PROBLEMS TO WORK ON:
• 1. Rewrite the paragraph of the installation party mail that begins "I tend to agree with the comments" as a short bulleted list, keeping its main facts.
• 2. Do these statements agree with the installation party mail? Answer yes or no for each, quoting the deciding words of the mail. (a) The writer says newbies understood what was done at the party. (b) The writer supports having newbies defrag and run fips at home before coming. (c) Apart from the graphics card, the writer needs nothing else to configure X for 800x600 at 16bpp.
• 3. Could you continue the installation party mail from the point where it stops?

TEXT:

— START —

This is my mail concerning the installation party.
First, I think the installation party went well in the sense
that many people got Linux installed. It did not go well in another,
very important aspect, which is that newbies understand what we
did. The solution for this is not necessarily to lower the amount
of people, as Ira said, but to be much better prepared and organized.
I tend to agree with the comments that an NFS server is too much hassle.
This was proven at the party itself, where at one point I got tired
of the idea and dumped Ira's Slackware 3.1 CD on two of my hard drives
and started distributing them around. That went REALLY well. So, the
solution is to bring many CDs, and several hard drives for those who
don't have CD-ROM drives.
I do not support requiring newbies to do anything at home. As Marc said,
I don't trust a newbie to successfully defrag and fips their hard drives.
>From the installation party experience I got, not all newbies fully
understood partitioning, hidden blocks, attrib, and fips.
Also, regarding bringing specs on a computer. People here have completely
overblown the X thing out of proportion. Monitor specs are needed in two
cases as far as I'm concerned - when dealing with REALLY ancient monitors,
and when tinkering X to get really kinky resolutions. But face it people -
most people were bustling with joy to see their computers running 800x600
at 16bpp. Except for the graphics card, I don't need anything to configure
X to do that.

— END —

RECORDS PROVIDED:
— START —

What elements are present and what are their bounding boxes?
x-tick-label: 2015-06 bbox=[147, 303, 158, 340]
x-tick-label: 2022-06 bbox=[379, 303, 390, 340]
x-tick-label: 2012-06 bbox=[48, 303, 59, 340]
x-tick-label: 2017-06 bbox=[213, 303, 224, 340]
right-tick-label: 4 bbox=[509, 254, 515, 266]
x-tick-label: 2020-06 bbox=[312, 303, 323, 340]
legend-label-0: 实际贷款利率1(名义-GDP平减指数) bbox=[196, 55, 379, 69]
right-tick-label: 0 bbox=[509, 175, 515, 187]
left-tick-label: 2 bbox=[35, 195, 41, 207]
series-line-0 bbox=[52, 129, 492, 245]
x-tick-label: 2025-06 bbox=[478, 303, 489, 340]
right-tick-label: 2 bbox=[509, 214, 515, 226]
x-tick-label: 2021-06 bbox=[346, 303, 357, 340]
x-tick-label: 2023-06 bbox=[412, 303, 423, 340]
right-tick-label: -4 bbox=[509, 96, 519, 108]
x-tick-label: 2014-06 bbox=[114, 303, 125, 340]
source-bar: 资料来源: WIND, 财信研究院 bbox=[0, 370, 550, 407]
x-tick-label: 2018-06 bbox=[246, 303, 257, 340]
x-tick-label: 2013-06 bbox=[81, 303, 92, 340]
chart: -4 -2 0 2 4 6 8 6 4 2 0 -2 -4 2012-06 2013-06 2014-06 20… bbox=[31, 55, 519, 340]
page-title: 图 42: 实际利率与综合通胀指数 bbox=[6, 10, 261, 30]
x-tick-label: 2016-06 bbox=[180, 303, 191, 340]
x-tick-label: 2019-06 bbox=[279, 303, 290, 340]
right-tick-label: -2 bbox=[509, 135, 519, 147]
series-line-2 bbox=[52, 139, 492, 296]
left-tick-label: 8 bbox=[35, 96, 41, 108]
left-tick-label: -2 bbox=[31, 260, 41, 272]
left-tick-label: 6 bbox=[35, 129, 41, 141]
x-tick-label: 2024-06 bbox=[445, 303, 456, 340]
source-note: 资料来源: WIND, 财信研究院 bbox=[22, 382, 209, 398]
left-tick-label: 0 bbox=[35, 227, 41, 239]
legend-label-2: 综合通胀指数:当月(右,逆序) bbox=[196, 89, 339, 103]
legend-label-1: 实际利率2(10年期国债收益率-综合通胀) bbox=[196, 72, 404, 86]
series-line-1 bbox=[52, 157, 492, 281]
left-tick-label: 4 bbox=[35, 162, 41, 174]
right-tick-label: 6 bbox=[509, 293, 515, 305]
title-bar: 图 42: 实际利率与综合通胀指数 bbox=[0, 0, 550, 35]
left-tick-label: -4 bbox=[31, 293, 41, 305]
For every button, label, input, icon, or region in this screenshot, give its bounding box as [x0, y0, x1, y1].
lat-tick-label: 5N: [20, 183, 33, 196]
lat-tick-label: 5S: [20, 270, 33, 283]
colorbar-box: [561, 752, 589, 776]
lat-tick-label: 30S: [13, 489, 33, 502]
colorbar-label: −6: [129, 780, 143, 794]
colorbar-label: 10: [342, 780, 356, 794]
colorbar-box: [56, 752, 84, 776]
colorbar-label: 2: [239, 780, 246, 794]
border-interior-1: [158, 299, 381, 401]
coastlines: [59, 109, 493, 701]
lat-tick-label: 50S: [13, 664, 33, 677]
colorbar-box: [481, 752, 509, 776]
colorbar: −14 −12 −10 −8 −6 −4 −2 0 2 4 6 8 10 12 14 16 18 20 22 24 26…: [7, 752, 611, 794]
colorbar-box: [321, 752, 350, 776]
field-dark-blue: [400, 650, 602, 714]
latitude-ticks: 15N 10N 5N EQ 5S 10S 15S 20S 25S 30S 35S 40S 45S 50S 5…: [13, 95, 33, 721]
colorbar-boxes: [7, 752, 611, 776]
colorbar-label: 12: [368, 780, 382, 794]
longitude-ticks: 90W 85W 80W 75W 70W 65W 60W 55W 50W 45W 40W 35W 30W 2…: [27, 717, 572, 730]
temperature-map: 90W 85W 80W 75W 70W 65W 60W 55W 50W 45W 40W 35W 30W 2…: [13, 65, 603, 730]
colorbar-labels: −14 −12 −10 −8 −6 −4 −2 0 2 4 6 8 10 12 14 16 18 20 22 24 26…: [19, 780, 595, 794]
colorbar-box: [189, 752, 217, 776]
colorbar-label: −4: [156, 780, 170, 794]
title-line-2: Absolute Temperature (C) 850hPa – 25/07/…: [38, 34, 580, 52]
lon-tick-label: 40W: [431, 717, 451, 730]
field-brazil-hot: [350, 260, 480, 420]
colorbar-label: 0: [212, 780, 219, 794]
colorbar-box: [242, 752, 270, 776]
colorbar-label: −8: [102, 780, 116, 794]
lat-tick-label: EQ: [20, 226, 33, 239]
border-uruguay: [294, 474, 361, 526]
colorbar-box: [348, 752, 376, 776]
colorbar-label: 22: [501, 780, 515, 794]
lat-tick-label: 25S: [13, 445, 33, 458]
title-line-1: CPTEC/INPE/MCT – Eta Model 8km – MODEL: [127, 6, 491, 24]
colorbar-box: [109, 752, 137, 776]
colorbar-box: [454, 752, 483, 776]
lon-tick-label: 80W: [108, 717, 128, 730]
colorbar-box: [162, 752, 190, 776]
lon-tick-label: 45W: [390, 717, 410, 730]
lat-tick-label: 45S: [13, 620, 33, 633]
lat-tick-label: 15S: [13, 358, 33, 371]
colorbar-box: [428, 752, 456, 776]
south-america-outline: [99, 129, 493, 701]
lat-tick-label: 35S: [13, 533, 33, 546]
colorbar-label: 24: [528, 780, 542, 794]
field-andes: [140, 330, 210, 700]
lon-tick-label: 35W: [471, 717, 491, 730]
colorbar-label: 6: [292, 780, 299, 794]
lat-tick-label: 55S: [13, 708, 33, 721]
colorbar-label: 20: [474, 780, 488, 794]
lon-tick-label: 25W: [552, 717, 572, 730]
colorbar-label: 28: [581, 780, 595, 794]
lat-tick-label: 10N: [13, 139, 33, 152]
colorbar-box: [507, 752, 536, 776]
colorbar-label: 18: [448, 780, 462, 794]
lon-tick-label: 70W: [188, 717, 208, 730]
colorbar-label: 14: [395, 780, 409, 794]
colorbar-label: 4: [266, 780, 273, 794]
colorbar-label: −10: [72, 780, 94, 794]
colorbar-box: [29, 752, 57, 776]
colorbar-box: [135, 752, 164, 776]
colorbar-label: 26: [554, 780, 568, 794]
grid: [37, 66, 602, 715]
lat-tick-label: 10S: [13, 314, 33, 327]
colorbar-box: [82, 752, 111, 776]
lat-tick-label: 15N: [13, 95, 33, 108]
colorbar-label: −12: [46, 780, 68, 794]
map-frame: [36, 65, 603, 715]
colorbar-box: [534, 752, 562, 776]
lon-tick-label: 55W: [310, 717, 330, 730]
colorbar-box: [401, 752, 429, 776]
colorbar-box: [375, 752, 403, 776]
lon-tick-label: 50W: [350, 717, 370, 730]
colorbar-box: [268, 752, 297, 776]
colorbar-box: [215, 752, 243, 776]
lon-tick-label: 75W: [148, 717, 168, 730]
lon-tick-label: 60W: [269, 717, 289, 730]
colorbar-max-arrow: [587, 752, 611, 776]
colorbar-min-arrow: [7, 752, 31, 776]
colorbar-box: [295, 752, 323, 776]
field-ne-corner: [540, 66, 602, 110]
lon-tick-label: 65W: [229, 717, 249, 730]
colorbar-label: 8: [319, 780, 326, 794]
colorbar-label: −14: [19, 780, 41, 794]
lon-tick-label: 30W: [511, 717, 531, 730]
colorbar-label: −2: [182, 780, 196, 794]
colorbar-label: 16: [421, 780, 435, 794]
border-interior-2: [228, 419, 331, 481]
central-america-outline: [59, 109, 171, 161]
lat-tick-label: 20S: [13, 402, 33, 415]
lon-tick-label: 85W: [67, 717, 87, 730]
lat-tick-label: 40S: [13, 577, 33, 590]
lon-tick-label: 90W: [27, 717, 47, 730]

— END —

ANSWERS TO THE EXERCISES:
• 1.
- An NFS server is too much hassle, and the party itself proved it.
- At one point the writer copied Ira's Slackware 3.1 CD onto two hard drives and passed them around, which went very well.
- The proposed solution is to bring many CDs, plus several hard drives for people without CD-ROM drives.

• 2.
(a) No: "It did not go well in another, very important aspect, which is that newbies understand what we did."
(b) No: "I do not support requiring newbies to do anything at home."
(c) Yes: "Except for the graphics card, I don't need anything to configure X to do that."

• 3.
I don't support Ira's idea for weekly lectures. It is wrong to do these
things abstractly, not to mention the fact that many people simply want
Unix installed and basic operating instructions. The correct way is to
have lectures DURING the installation party by reserving one guru at
a given time to lecture (or one lecturer the whole time). Again, this
can only be done if the party is smoothly organized.
And finally, without any relation to the party, I love the idea of meeting
at some joint and having fun together. Harvey also suggested this idea -
meetings not based on specific technical issues (lecturing etc.) or
administrative issues (amuta, parties). This could be just plain fun.
Anyone proposing a place?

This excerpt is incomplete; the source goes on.